| Task statement |
Go through the data below. Pull out every line that has the word "CURRENT".

───

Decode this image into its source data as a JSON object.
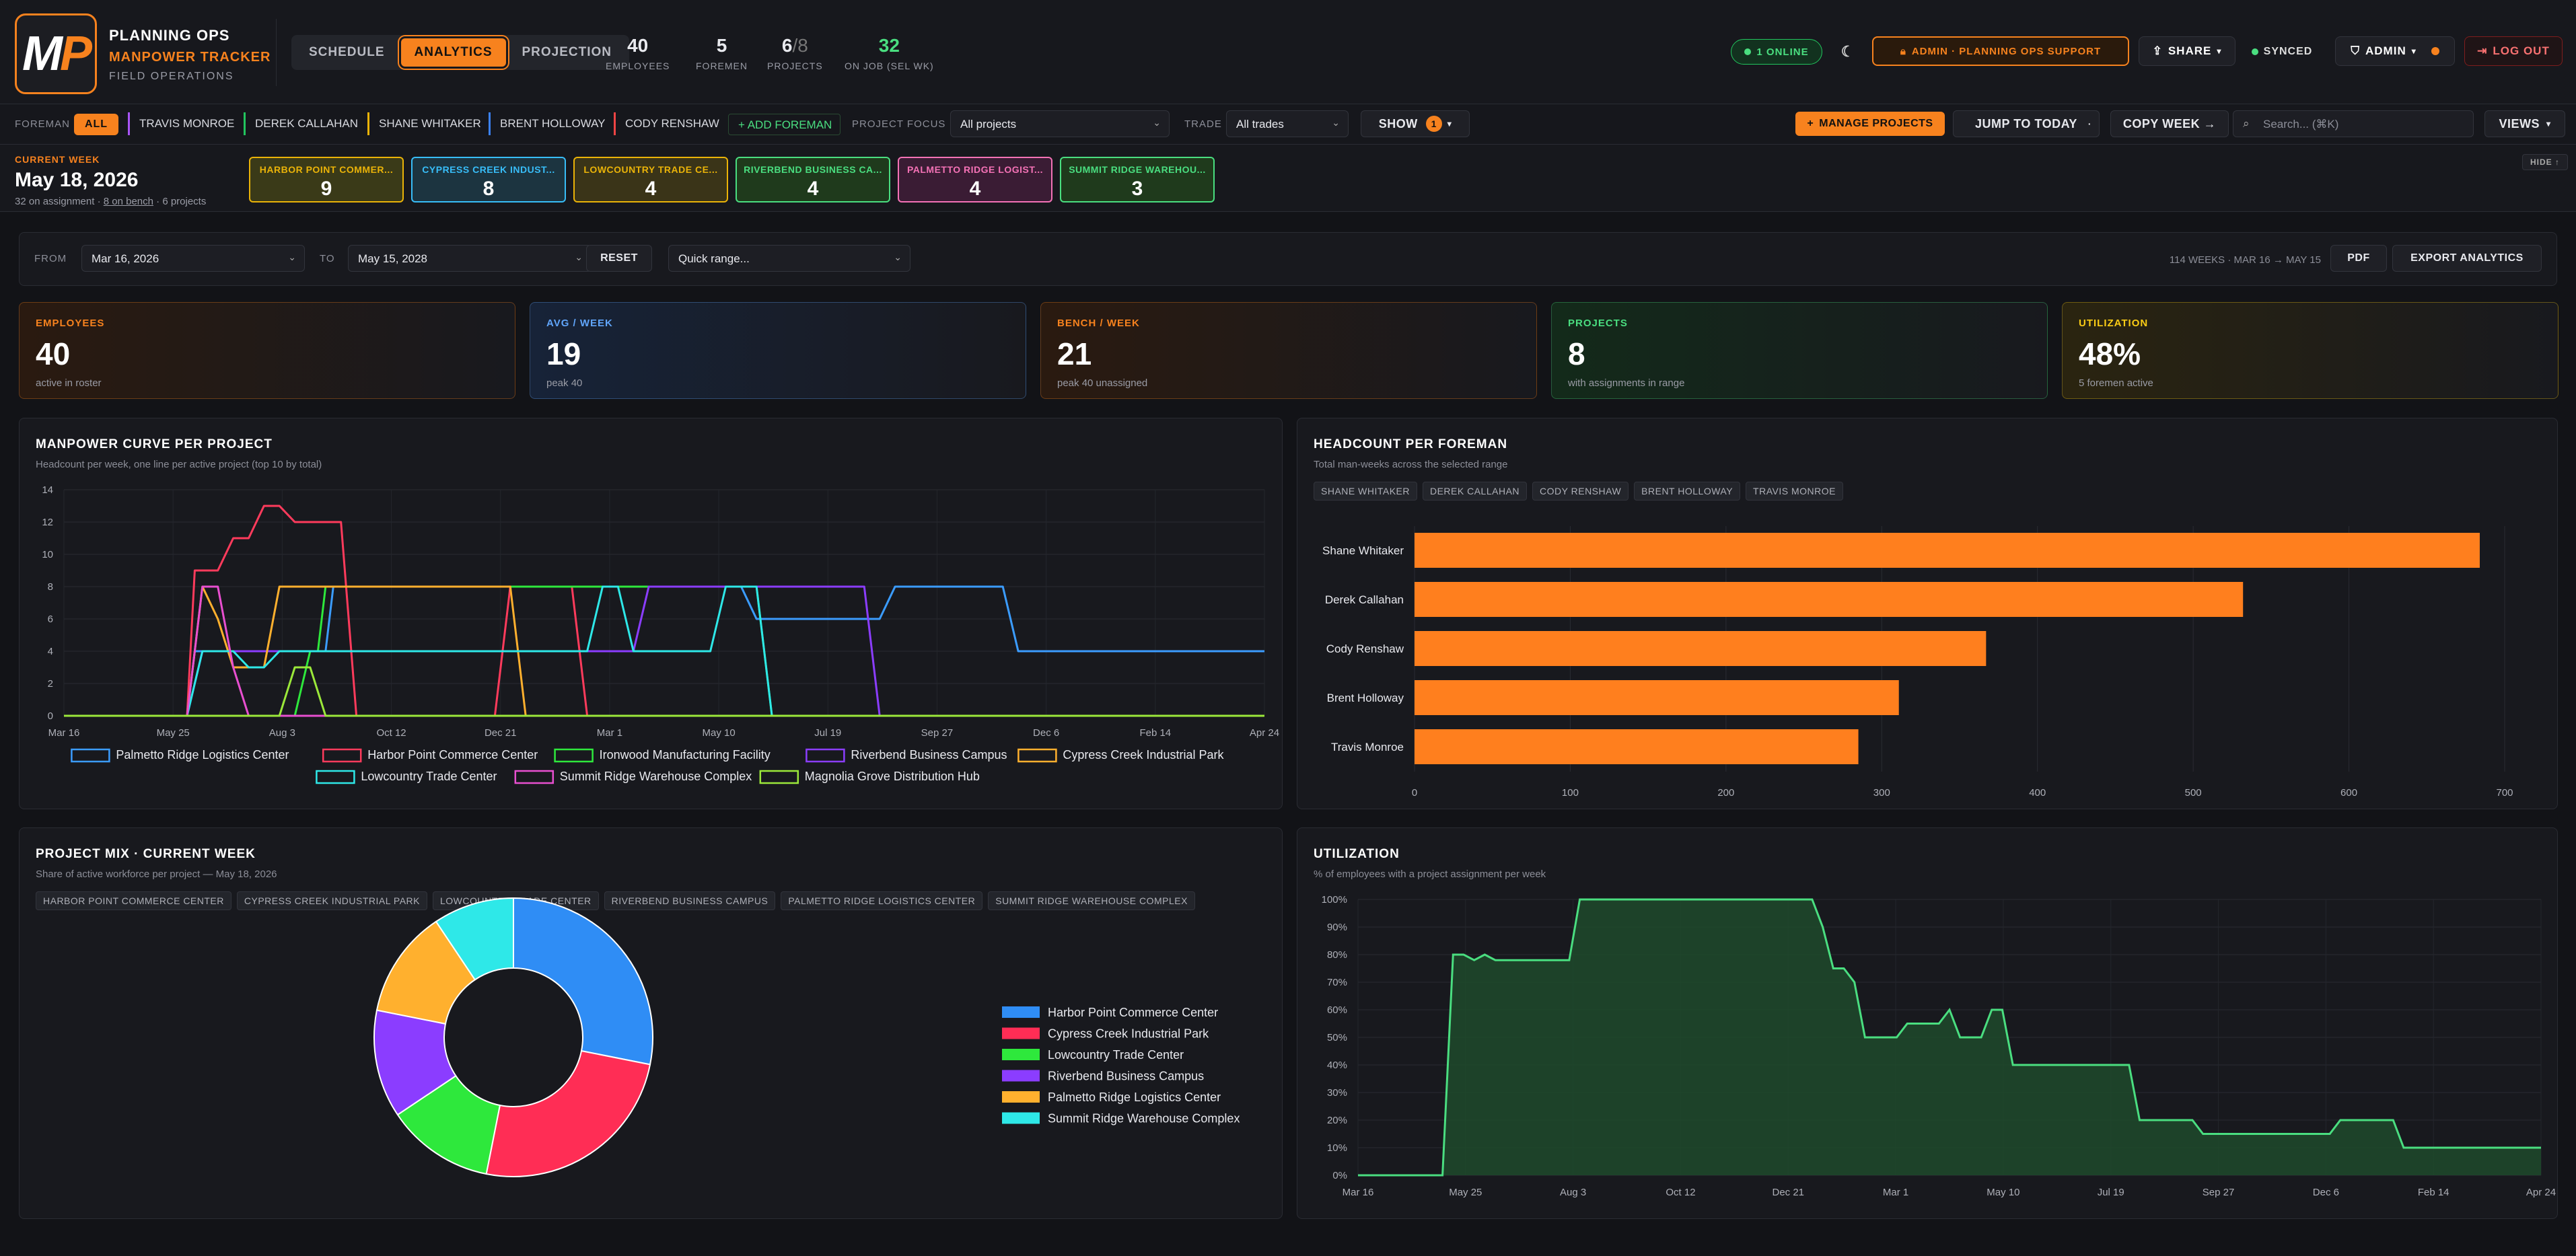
{
  "header": {
    "logo_text": "MP",
    "brand_title": "PLANNING OPS",
    "brand_sub": "MANPOWER TRACKER",
    "brand_tag": "FIELD OPERATIONS",
    "tabs": [
      {
        "label": "SCHEDULE"
      },
      {
        "label": "ANALYTICS"
      },
      {
        "label": "PROJECTION"
      }
    ],
    "stats": {
      "employees": {
        "value": "40",
        "label": "EMPLOYEES"
      },
      "foremen": {
        "value": "5",
        "label": "FOREMEN"
      },
      "projects": {
        "value": "6",
        "total": "/8",
        "label": "PROJECTS"
      },
      "onjob": {
        "value": "32",
        "label": "ON JOB (SEL WK)"
      }
    },
    "online": "1 ONLINE",
    "admin_badge": "ADMIN · PLANNING OPS SUPPORT",
    "share": "SHARE",
    "synced": "SYNCED",
    "admin": "ADMIN",
    "logout": "LOG OUT"
  },
  "filters": {
    "foreman_label": "FOREMAN",
    "all": "ALL",
    "foremen": [
      {
        "name": "TRAVIS MONROE",
        "color": "#a855f7"
      },
      {
        "name": "DEREK CALLAHAN",
        "color": "#22c55e"
      },
      {
        "name": "SHANE WHITAKER",
        "color": "#eab308"
      },
      {
        "name": "BRENT HOLLOWAY",
        "color": "#3b82f6"
      },
      {
        "name": "CODY RENSHAW",
        "color": "#ef4444"
      }
    ],
    "add_foreman": "+ ADD FOREMAN",
    "project_focus_label": "PROJECT FOCUS",
    "project_focus": "All projects",
    "trade_label": "TRADE",
    "trade": "All trades",
    "show": "SHOW",
    "show_count": "1",
    "manage": "MANAGE PROJECTS",
    "jump": "JUMP TO TODAY",
    "copy": "COPY WEEK →",
    "search_placeholder": "Search... (⌘K)",
    "views": "VIEWS"
  },
  "week": {
    "label": "CURRENT WEEK",
    "date": "May 18, 2026",
    "summary_a": "32 on assignment · ",
    "summary_b": "8 on bench",
    "summary_c": " · 6 projects",
    "hide": "HIDE ↑",
    "projects": [
      {
        "name": "HARBOR POINT COMMER...",
        "count": "9",
        "color": "#eab308"
      },
      {
        "name": "CYPRESS CREEK INDUST...",
        "count": "8",
        "color": "#38bdf8"
      },
      {
        "name": "LOWCOUNTRY TRADE CE...",
        "count": "4",
        "color": "#eab308"
      },
      {
        "name": "RIVERBEND BUSINESS CA...",
        "count": "4",
        "color": "#4ade80"
      },
      {
        "name": "PALMETTO RIDGE LOGIST...",
        "count": "4",
        "color": "#f472b6"
      },
      {
        "name": "SUMMIT RIDGE WAREHOU...",
        "count": "3",
        "color": "#4ade80"
      }
    ]
  },
  "range": {
    "from_label": "FROM",
    "from": "Mar 16, 2026",
    "to_label": "TO",
    "to": "May 15, 2028",
    "reset": "RESET",
    "quick": "Quick range...",
    "info": "114 WEEKS · MAR 16 → MAY 15",
    "pdf": "PDF",
    "export": "EXPORT ANALYTICS"
  },
  "kpis": [
    {
      "label": "EMPLOYEES",
      "value": "40",
      "sub": "active in roster",
      "color": "#f7821e"
    },
    {
      "label": "AVG / WEEK",
      "value": "19",
      "sub": "peak 40",
      "color": "#60a5fa"
    },
    {
      "label": "BENCH / WEEK",
      "value": "21",
      "sub": "peak 40 unassigned",
      "color": "#f7821e"
    },
    {
      "label": "PROJECTS",
      "value": "8",
      "sub": "with assignments in range",
      "color": "#4ade80"
    },
    {
      "label": "UTILIZATION",
      "value": "48%",
      "sub": "5 foremen active",
      "color": "#facc15"
    }
  ],
  "manpower": {
    "title": "MANPOWER CURVE PER PROJECT",
    "subtitle": "Headcount per week, one line per active project (top 10 by total)"
  },
  "foreman_chart": {
    "title": "HEADCOUNT PER FOREMAN",
    "subtitle": "Total man-weeks across the selected range",
    "tags": [
      "SHANE WHITAKER",
      "DEREK CALLAHAN",
      "CODY RENSHAW",
      "BRENT HOLLOWAY",
      "TRAVIS MONROE"
    ]
  },
  "mix": {
    "title": "PROJECT MIX · CURRENT WEEK",
    "subtitle": "Share of active workforce per project — May 18, 2026",
    "tags": [
      "HARBOR POINT COMMERCE CENTER",
      "CYPRESS CREEK INDUSTRIAL PARK",
      "LOWCOUNTRY TRADE CENTER",
      "RIVERBEND BUSINESS CAMPUS",
      "PALMETTO RIDGE LOGISTICS CENTER",
      "SUMMIT RIDGE WAREHOUSE COMPLEX"
    ]
  },
  "util": {
    "title": "UTILIZATION",
    "subtitle": "% of employees with a project assignment per week"
  },
  "chart_data": [
    {
      "type": "line",
      "x": [
        "Mar 16",
        "May 25",
        "Aug 3",
        "Oct 12",
        "Dec 21",
        "Mar 1",
        "May 10",
        "Jul 19",
        "Sep 27",
        "Dec 6",
        "Feb 14",
        "Apr 24"
      ],
      "ylim": [
        0,
        14
      ],
      "yticks": [
        0,
        2,
        4,
        6,
        8,
        10,
        12,
        14
      ],
      "series": [
        {
          "name": "Palmetto Ridge Logistics Center",
          "color": "#3b9cff",
          "points": [
            [
              0,
              0
            ],
            [
              8,
              0
            ],
            [
              8.5,
              4
            ],
            [
              17,
              4
            ],
            [
              17.5,
              8
            ],
            [
              28,
              8
            ],
            [
              29,
              8
            ],
            [
              44,
              8
            ],
            [
              45,
              6
            ],
            [
              53,
              6
            ],
            [
              54,
              8
            ],
            [
              61,
              8
            ],
            [
              62,
              4
            ],
            [
              78,
              4
            ]
          ]
        },
        {
          "name": "Harbor Point Commerce Center",
          "color": "#ff3b5c",
          "points": [
            [
              0,
              0
            ],
            [
              8,
              0
            ],
            [
              8.5,
              9
            ],
            [
              10,
              9
            ],
            [
              11,
              11
            ],
            [
              12,
              11
            ],
            [
              13,
              13
            ],
            [
              14,
              13
            ],
            [
              15,
              12
            ],
            [
              18,
              12
            ],
            [
              19,
              0
            ],
            [
              28,
              0
            ],
            [
              29,
              8
            ],
            [
              33,
              8
            ],
            [
              34,
              0
            ],
            [
              78,
              0
            ]
          ]
        },
        {
          "name": "Ironwood Manufacturing Facility",
          "color": "#2ee83c",
          "points": [
            [
              0,
              0
            ],
            [
              15,
              0
            ],
            [
              16,
              4
            ],
            [
              16.5,
              4
            ],
            [
              17,
              8
            ],
            [
              45,
              8
            ],
            [
              46,
              0
            ],
            [
              78,
              0
            ]
          ]
        },
        {
          "name": "Riverbend Business Campus",
          "color": "#8b3dff",
          "points": [
            [
              0,
              0
            ],
            [
              8,
              0
            ],
            [
              9,
              4
            ],
            [
              37,
              4
            ],
            [
              38,
              8
            ],
            [
              52,
              8
            ],
            [
              53,
              0
            ],
            [
              78,
              0
            ]
          ]
        },
        {
          "name": "Cypress Creek Industrial Park",
          "color": "#ffb02e",
          "points": [
            [
              0,
              0
            ],
            [
              8,
              0
            ],
            [
              9,
              8
            ],
            [
              10,
              6
            ],
            [
              11,
              3
            ],
            [
              13,
              3
            ],
            [
              14,
              8
            ],
            [
              29,
              8
            ],
            [
              30,
              0
            ],
            [
              78,
              0
            ]
          ]
        },
        {
          "name": "Lowcountry Trade Center",
          "color": "#2ee8e8",
          "points": [
            [
              0,
              0
            ],
            [
              8,
              0
            ],
            [
              9,
              4
            ],
            [
              11,
              4
            ],
            [
              12,
              3
            ],
            [
              13,
              3
            ],
            [
              14,
              4
            ],
            [
              34,
              4
            ],
            [
              35,
              8
            ],
            [
              36,
              8
            ],
            [
              37,
              4
            ],
            [
              42,
              4
            ],
            [
              43,
              8
            ],
            [
              45,
              8
            ],
            [
              46,
              0
            ],
            [
              78,
              0
            ]
          ]
        },
        {
          "name": "Summit Ridge Warehouse Complex",
          "color": "#e84fd0",
          "points": [
            [
              0,
              0
            ],
            [
              8,
              0
            ],
            [
              9,
              8
            ],
            [
              10,
              8
            ],
            [
              11,
              3
            ],
            [
              12,
              0
            ],
            [
              78,
              0
            ]
          ]
        },
        {
          "name": "Magnolia Grove Distribution Hub",
          "color": "#9be83a",
          "points": [
            [
              0,
              0
            ],
            [
              14,
              0
            ],
            [
              15,
              3
            ],
            [
              16,
              3
            ],
            [
              17,
              0
            ],
            [
              78,
              0
            ]
          ]
        }
      ]
    },
    {
      "type": "bar",
      "orientation": "horizontal",
      "categories": [
        "Shane Whitaker",
        "Derek Callahan",
        "Cody Renshaw",
        "Brent Holloway",
        "Travis Monroe"
      ],
      "values": [
        684,
        532,
        367,
        311,
        285
      ],
      "xlim": [
        0,
        700
      ],
      "xticks": [
        0,
        100,
        200,
        300,
        400,
        500,
        600,
        700
      ]
    },
    {
      "type": "pie",
      "donut": true,
      "categories": [
        "Harbor Point Commerce Center",
        "Cypress Creek Industrial Park",
        "Lowcountry Trade Center",
        "Riverbend Business Campus",
        "Palmetto Ridge Logistics Center",
        "Summit Ridge Warehouse Complex"
      ],
      "values": [
        9,
        8,
        4,
        4,
        4,
        3
      ],
      "colors": [
        "#2f8df5",
        "#ff2d55",
        "#2ee83c",
        "#8b3dff",
        "#ffb02e",
        "#2ee8e8"
      ]
    },
    {
      "type": "area",
      "x": [
        "Mar 16",
        "May 25",
        "Aug 3",
        "Oct 12",
        "Dec 21",
        "Mar 1",
        "May 10",
        "Jul 19",
        "Sep 27",
        "Dec 6",
        "Feb 14",
        "Apr 24"
      ],
      "ylim": [
        0,
        100
      ],
      "yticks": [
        "0%",
        "10%",
        "20%",
        "30%",
        "40%",
        "50%",
        "60%",
        "70%",
        "80%",
        "90%",
        "100%"
      ],
      "points": [
        [
          0,
          0
        ],
        [
          8,
          0
        ],
        [
          9,
          80
        ],
        [
          10,
          80
        ],
        [
          11,
          78
        ],
        [
          12,
          80
        ],
        [
          13,
          78
        ],
        [
          20,
          78
        ],
        [
          21,
          100
        ],
        [
          43,
          100
        ],
        [
          44,
          90
        ],
        [
          45,
          75
        ],
        [
          46,
          75
        ],
        [
          47,
          70
        ],
        [
          48,
          50
        ],
        [
          51,
          50
        ],
        [
          52,
          55
        ],
        [
          55,
          55
        ],
        [
          56,
          60
        ],
        [
          57,
          50
        ],
        [
          59,
          50
        ],
        [
          60,
          60
        ],
        [
          61,
          60
        ],
        [
          62,
          40
        ],
        [
          73,
          40
        ],
        [
          74,
          20
        ],
        [
          79,
          20
        ],
        [
          80,
          15
        ],
        [
          92,
          15
        ],
        [
          93,
          20
        ],
        [
          98,
          20
        ],
        [
          99,
          10
        ],
        [
          112,
          10
        ]
      ],
      "color": "#4ade80"
    }
  ]
}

───

| Correct response |
    "label": "CURRENT WEEK",
    "title": "PROJECT MIX · CURRENT WEEK",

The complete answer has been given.